## START
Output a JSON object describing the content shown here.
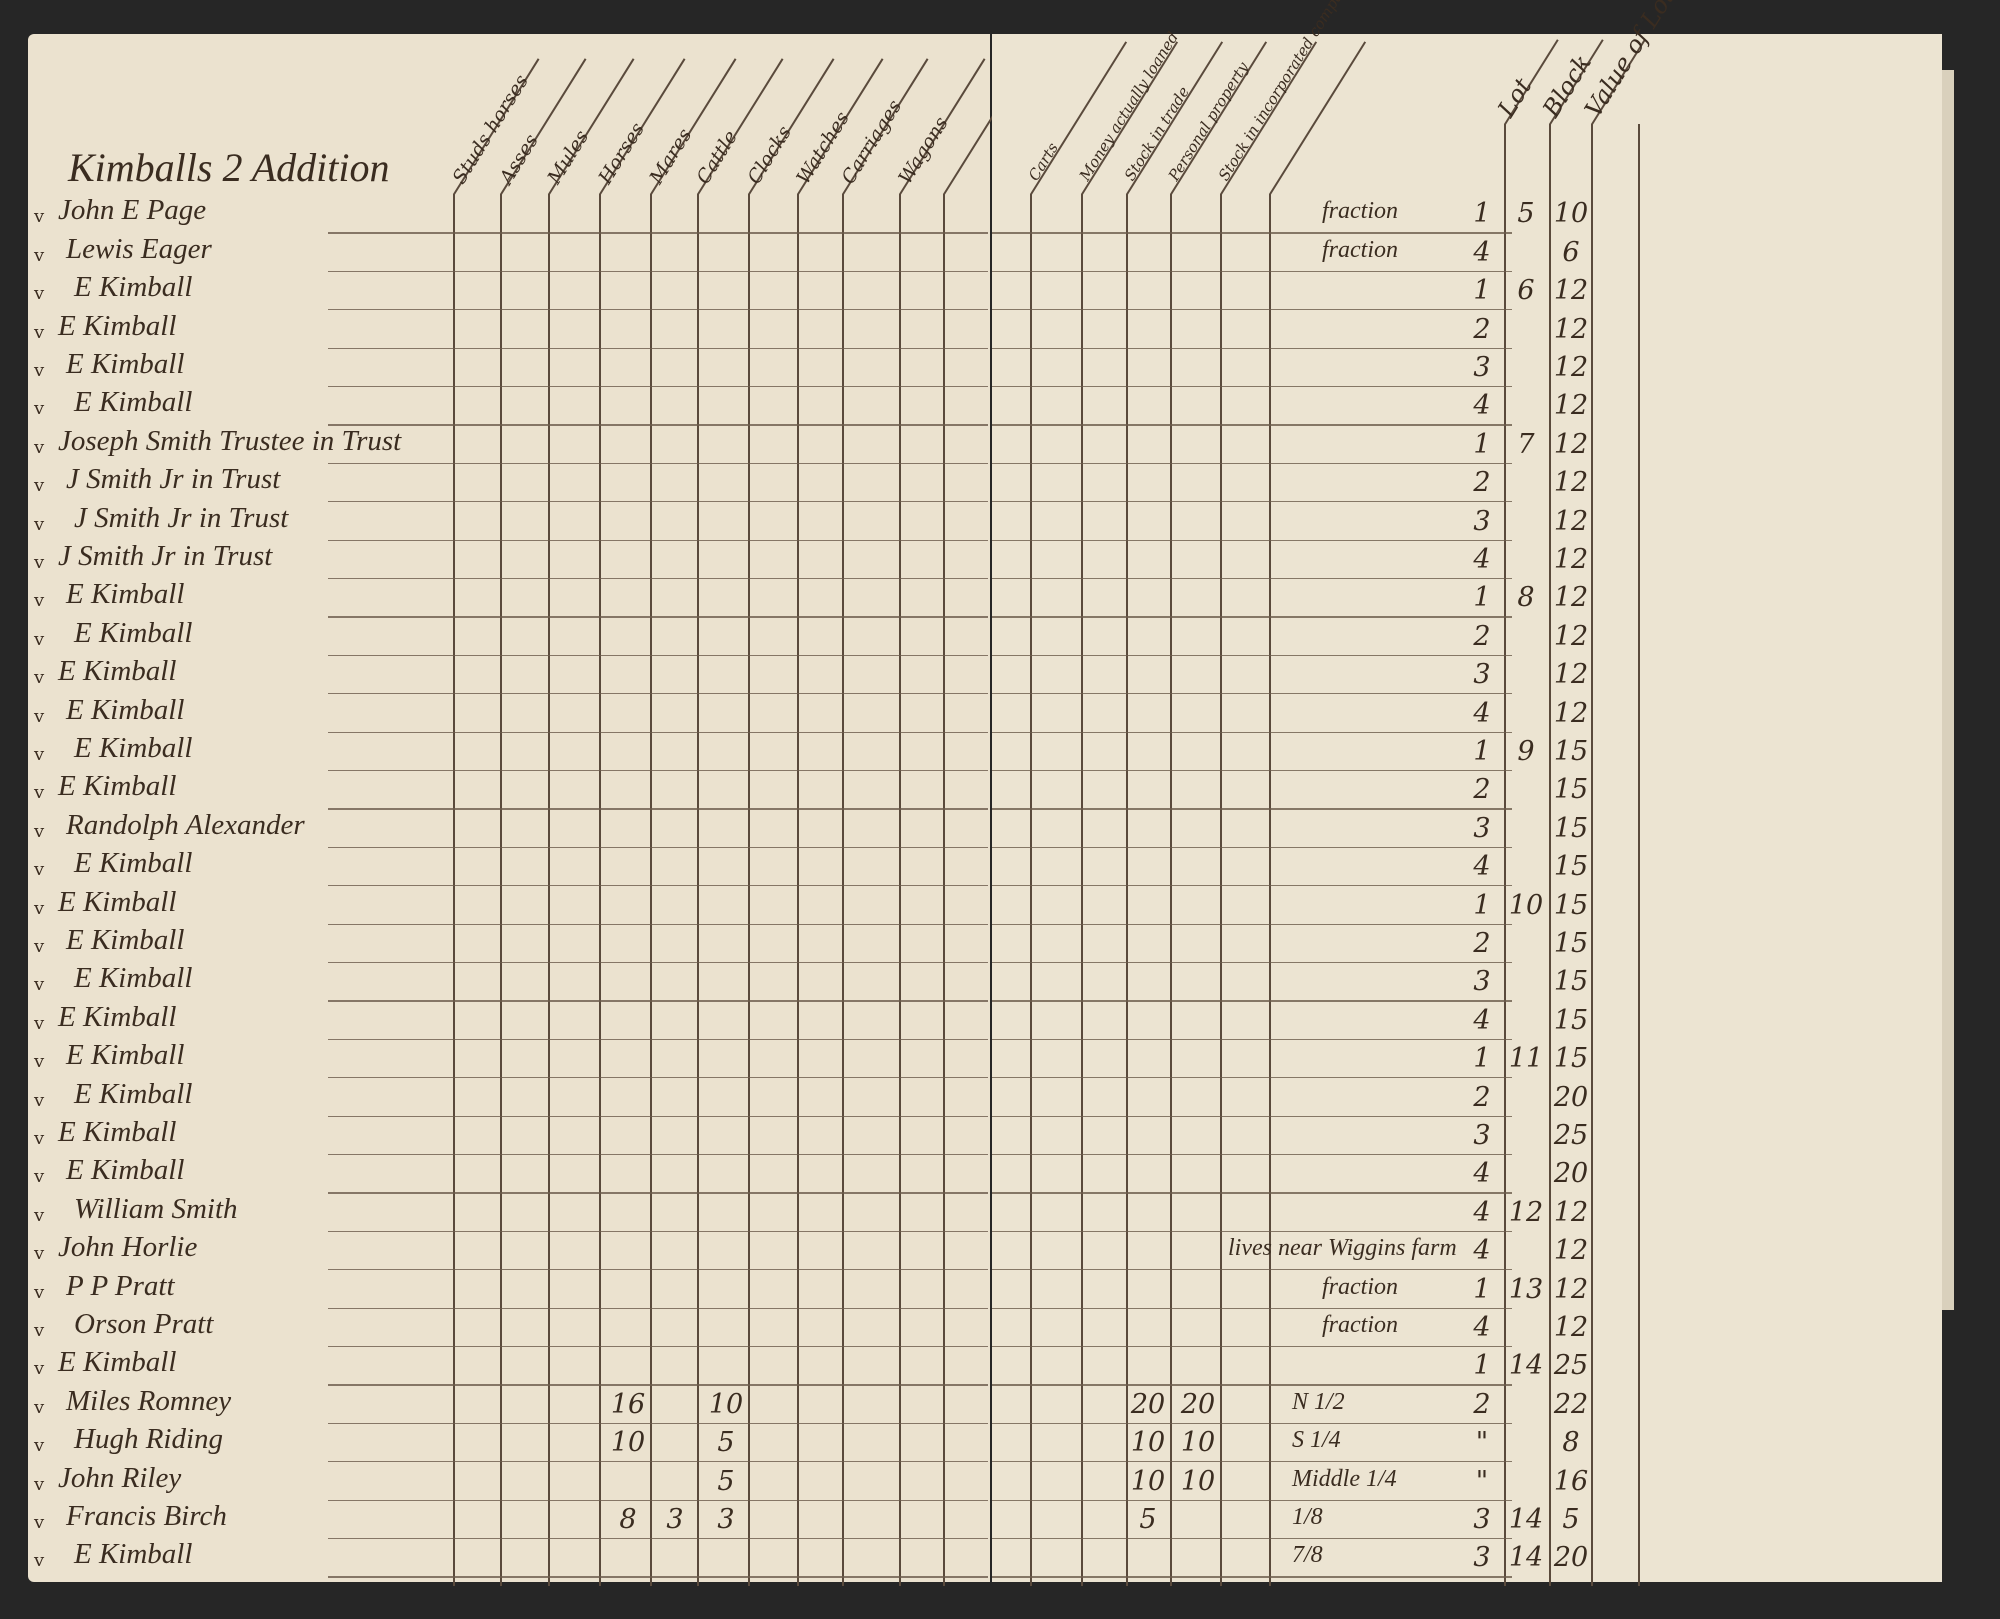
{
  "ledger": {
    "title": "Kimballs 2 Addition",
    "left_headers": [
      "Studs horses",
      "Asses",
      "Mules",
      "Horses",
      "Mares",
      "Cattle",
      "Clocks",
      "Watches",
      "Carriages",
      "Wagons"
    ],
    "right_headers": [
      "Carts",
      "Money actually loaned",
      "Stock in trade",
      "Personal property",
      "Stock in incorporated companies"
    ],
    "lot_headers": [
      "Lot",
      "Block",
      "Value of Lot"
    ],
    "check_mark": "v",
    "rows": [
      {
        "name": "John E Page",
        "lot": "1",
        "block": "5",
        "value": "10",
        "note": "fraction"
      },
      {
        "name": "Lewis Eager",
        "lot": "4",
        "block": "",
        "value": "6",
        "note": "fraction"
      },
      {
        "name": "E Kimball",
        "lot": "1",
        "block": "6",
        "value": "12"
      },
      {
        "name": "E Kimball",
        "lot": "2",
        "block": "",
        "value": "12"
      },
      {
        "name": "E Kimball",
        "lot": "3",
        "block": "",
        "value": "12"
      },
      {
        "name": "E Kimball",
        "lot": "4",
        "block": "",
        "value": "12"
      },
      {
        "name": "Joseph Smith Trustee in Trust",
        "lot": "1",
        "block": "7",
        "value": "12"
      },
      {
        "name": "J Smith Jr in Trust",
        "lot": "2",
        "block": "",
        "value": "12"
      },
      {
        "name": "J Smith Jr in Trust",
        "lot": "3",
        "block": "",
        "value": "12"
      },
      {
        "name": "J Smith Jr in Trust",
        "lot": "4",
        "block": "",
        "value": "12"
      },
      {
        "name": "E Kimball",
        "lot": "1",
        "block": "8",
        "value": "12"
      },
      {
        "name": "E Kimball",
        "lot": "2",
        "block": "",
        "value": "12"
      },
      {
        "name": "E Kimball",
        "lot": "3",
        "block": "",
        "value": "12"
      },
      {
        "name": "E Kimball",
        "lot": "4",
        "block": "",
        "value": "12"
      },
      {
        "name": "E Kimball",
        "lot": "1",
        "block": "9",
        "value": "15"
      },
      {
        "name": "E Kimball",
        "lot": "2",
        "block": "",
        "value": "15"
      },
      {
        "name": "Randolph Alexander",
        "lot": "3",
        "block": "",
        "value": "15"
      },
      {
        "name": "E Kimball",
        "lot": "4",
        "block": "",
        "value": "15"
      },
      {
        "name": "E Kimball",
        "lot": "1",
        "block": "10",
        "value": "15"
      },
      {
        "name": "E Kimball",
        "lot": "2",
        "block": "",
        "value": "15"
      },
      {
        "name": "E Kimball",
        "lot": "3",
        "block": "",
        "value": "15"
      },
      {
        "name": "E Kimball",
        "lot": "4",
        "block": "",
        "value": "15"
      },
      {
        "name": "E Kimball",
        "lot": "1",
        "block": "11",
        "value": "15"
      },
      {
        "name": "E Kimball",
        "lot": "2",
        "block": "",
        "value": "20"
      },
      {
        "name": "E Kimball",
        "lot": "3",
        "block": "",
        "value": "25"
      },
      {
        "name": "E Kimball",
        "lot": "4",
        "block": "",
        "value": "20"
      },
      {
        "name": "William Smith",
        "lot": "4",
        "block": "12",
        "value": "12"
      },
      {
        "name": "John Horlie",
        "lot": "4",
        "block": "",
        "value": "12",
        "note": "lives near Wiggins farm"
      },
      {
        "name": "P P Pratt",
        "lot": "1",
        "block": "13",
        "value": "12",
        "note": "fraction"
      },
      {
        "name": "Orson Pratt",
        "lot": "4",
        "block": "",
        "value": "12",
        "note": "fraction"
      },
      {
        "name": "E Kimball",
        "lot": "1",
        "block": "14",
        "value": "25"
      },
      {
        "name": "Miles Romney",
        "lot": "2",
        "block": "",
        "value": "22",
        "note": "N 1/2",
        "mares": "16",
        "clocks": "10",
        "personal": "20",
        "stock": "20"
      },
      {
        "name": "Hugh Riding",
        "lot": "\"",
        "block": "",
        "value": "8",
        "note": "S 1/4",
        "mares": "10",
        "clocks": "5",
        "personal": "10",
        "stock": "10"
      },
      {
        "name": "John Riley",
        "lot": "\"",
        "block": "",
        "value": "16",
        "note": "Middle 1/4",
        "clocks": "5",
        "personal": "10",
        "stock": "10"
      },
      {
        "name": "Francis Birch",
        "lot": "3",
        "block": "14",
        "value": "5",
        "note": "1/8",
        "mares": "8",
        "cattle": "3",
        "clocks": "3",
        "personal": "5"
      },
      {
        "name": "E Kimball",
        "lot": "3",
        "block": "14",
        "value": "20",
        "note": "7/8"
      }
    ]
  }
}
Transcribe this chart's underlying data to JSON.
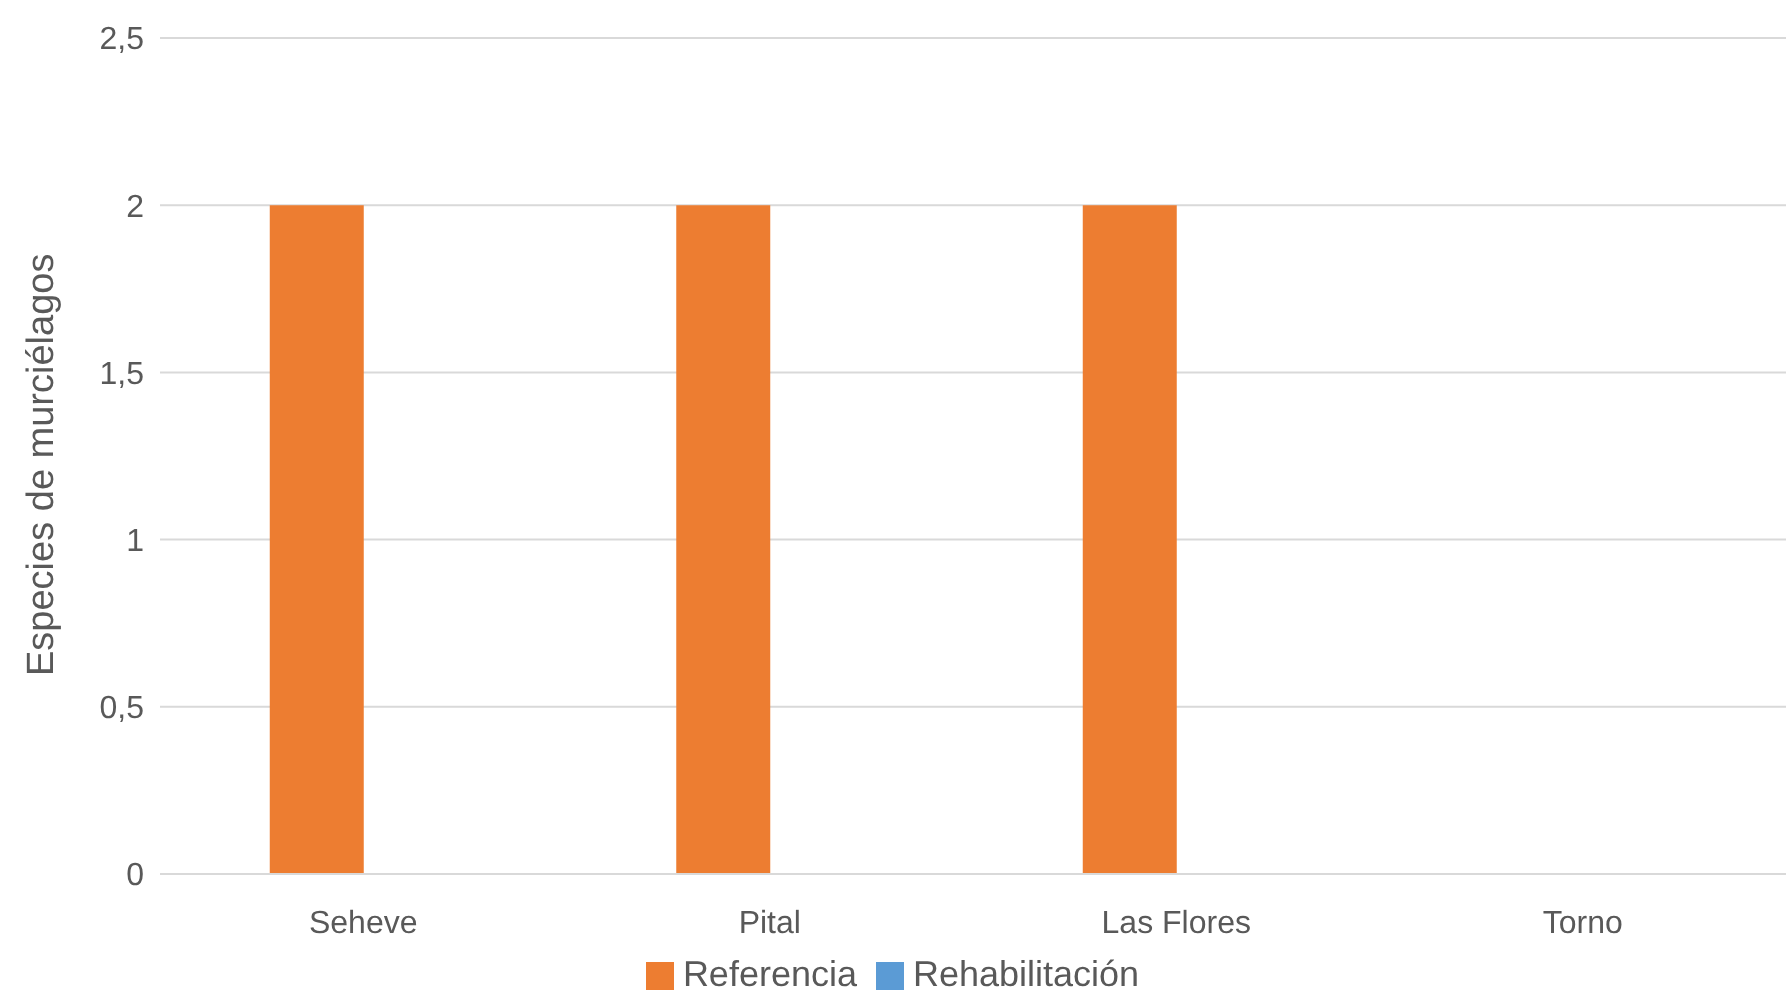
{
  "chart_data": {
    "type": "bar",
    "ylabel": "Especies de murciélagos",
    "categories": [
      "Seheve",
      "Pital",
      "Las Flores",
      "Torno"
    ],
    "series": [
      {
        "name": "Referencia",
        "color": "#ed7d31",
        "values": [
          2,
          2,
          2,
          0
        ]
      },
      {
        "name": "Rehabilitación",
        "color": "#5b9bd5",
        "values": [
          0,
          0,
          0,
          0
        ]
      }
    ],
    "ylim": [
      0,
      2.5
    ],
    "yticks": [
      0,
      {
        "value": 0.5,
        "label": "0,5"
      },
      1,
      {
        "value": 1.5,
        "label": "1,5"
      },
      2,
      {
        "value": 2.5,
        "label": "2,5"
      }
    ],
    "grid": "y",
    "legend": "bottom"
  }
}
## END
Work to complete:
Every record is to be reproduced exactly, with no pictures included.

Exercise result:
Output a JSON object describing the content shown here.
{
  "ledger": {
    "title": "Kimballs 2 Addition",
    "left_headers": [
      "Studs horses",
      "Asses",
      "Mules",
      "Horses",
      "Mares",
      "Cattle",
      "Clocks",
      "Watches",
      "Carriages",
      "Wagons"
    ],
    "right_headers": [
      "Carts",
      "Money actually loaned",
      "Stock in trade",
      "Personal property",
      "Stock in incorporated companies"
    ],
    "lot_headers": [
      "Lot",
      "Block",
      "Value of Lot"
    ],
    "check_mark": "v",
    "rows": [
      {
        "name": "John E Page",
        "lot": "1",
        "block": "5",
        "value": "10",
        "note": "fraction"
      },
      {
        "name": "Lewis Eager",
        "lot": "4",
        "block": "",
        "value": "6",
        "note": "fraction"
      },
      {
        "name": "E Kimball",
        "lot": "1",
        "block": "6",
        "value": "12"
      },
      {
        "name": "E Kimball",
        "lot": "2",
        "block": "",
        "value": "12"
      },
      {
        "name": "E Kimball",
        "lot": "3",
        "block": "",
        "value": "12"
      },
      {
        "name": "E Kimball",
        "lot": "4",
        "block": "",
        "value": "12"
      },
      {
        "name": "Joseph Smith Trustee in Trust",
        "lot": "1",
        "block": "7",
        "value": "12"
      },
      {
        "name": "J Smith Jr in Trust",
        "lot": "2",
        "block": "",
        "value": "12"
      },
      {
        "name": "J Smith Jr in Trust",
        "lot": "3",
        "block": "",
        "value": "12"
      },
      {
        "name": "J Smith Jr in Trust",
        "lot": "4",
        "block": "",
        "value": "12"
      },
      {
        "name": "E Kimball",
        "lot": "1",
        "block": "8",
        "value": "12"
      },
      {
        "name": "E Kimball",
        "lot": "2",
        "block": "",
        "value": "12"
      },
      {
        "name": "E Kimball",
        "lot": "3",
        "block": "",
        "value": "12"
      },
      {
        "name": "E Kimball",
        "lot": "4",
        "block": "",
        "value": "12"
      },
      {
        "name": "E Kimball",
        "lot": "1",
        "block": "9",
        "value": "15"
      },
      {
        "name": "E Kimball",
        "lot": "2",
        "block": "",
        "value": "15"
      },
      {
        "name": "Randolph Alexander",
        "lot": "3",
        "block": "",
        "value": "15"
      },
      {
        "name": "E Kimball",
        "lot": "4",
        "block": "",
        "value": "15"
      },
      {
        "name": "E Kimball",
        "lot": "1",
        "block": "10",
        "value": "15"
      },
      {
        "name": "E Kimball",
        "lot": "2",
        "block": "",
        "value": "15"
      },
      {
        "name": "E Kimball",
        "lot": "3",
        "block": "",
        "value": "15"
      },
      {
        "name": "E Kimball",
        "lot": "4",
        "block": "",
        "value": "15"
      },
      {
        "name": "E Kimball",
        "lot": "1",
        "block": "11",
        "value": "15"
      },
      {
        "name": "E Kimball",
        "lot": "2",
        "block": "",
        "value": "20"
      },
      {
        "name": "E Kimball",
        "lot": "3",
        "block": "",
        "value": "25"
      },
      {
        "name": "E Kimball",
        "lot": "4",
        "block": "",
        "value": "20"
      },
      {
        "name": "William Smith",
        "lot": "4",
        "block": "12",
        "value": "12"
      },
      {
        "name": "John Horlie",
        "lot": "4",
        "block": "",
        "value": "12",
        "note": "lives near Wiggins farm"
      },
      {
        "name": "P P Pratt",
        "lot": "1",
        "block": "13",
        "value": "12",
        "note": "fraction"
      },
      {
        "name": "Orson Pratt",
        "lot": "4",
        "block": "",
        "value": "12",
        "note": "fraction"
      },
      {
        "name": "E Kimball",
        "lot": "1",
        "block": "14",
        "value": "25"
      },
      {
        "name": "Miles Romney",
        "lot": "2",
        "block": "",
        "value": "22",
        "note": "N 1/2",
        "mares": "16",
        "clocks": "10",
        "personal": "20",
        "stock": "20"
      },
      {
        "name": "Hugh Riding",
        "lot": "\"",
        "block": "",
        "value": "8",
        "note": "S 1/4",
        "mares": "10",
        "clocks": "5",
        "personal": "10",
        "stock": "10"
      },
      {
        "name": "John Riley",
        "lot": "\"",
        "block": "",
        "value": "16",
        "note": "Middle 1/4",
        "clocks": "5",
        "personal": "10",
        "stock": "10"
      },
      {
        "name": "Francis Birch",
        "lot": "3",
        "block": "14",
        "value": "5",
        "note": "1/8",
        "mares": "8",
        "cattle": "3",
        "clocks": "3",
        "personal": "5"
      },
      {
        "name": "E Kimball",
        "lot": "3",
        "block": "14",
        "value": "20",
        "note": "7/8"
      }
    ]
  }
}
Transcribe this chart's underlying data to JSON.
{
  "chart_data": {
    "type": "bar",
    "ylabel": "Especies de murciélagos",
    "categories": [
      "Seheve",
      "Pital",
      "Las Flores",
      "Torno"
    ],
    "series": [
      {
        "name": "Referencia",
        "color": "#ed7d31",
        "values": [
          2,
          2,
          2,
          0
        ]
      },
      {
        "name": "Rehabilitación",
        "color": "#5b9bd5",
        "values": [
          0,
          0,
          0,
          0
        ]
      }
    ],
    "ylim": [
      0,
      2.5
    ],
    "yticks": [
      0,
      {
        "value": 0.5,
        "label": "0,5"
      },
      1,
      {
        "value": 1.5,
        "label": "1,5"
      },
      2,
      {
        "value": 2.5,
        "label": "2,5"
      }
    ],
    "grid": "y",
    "legend": "bottom"
  }
}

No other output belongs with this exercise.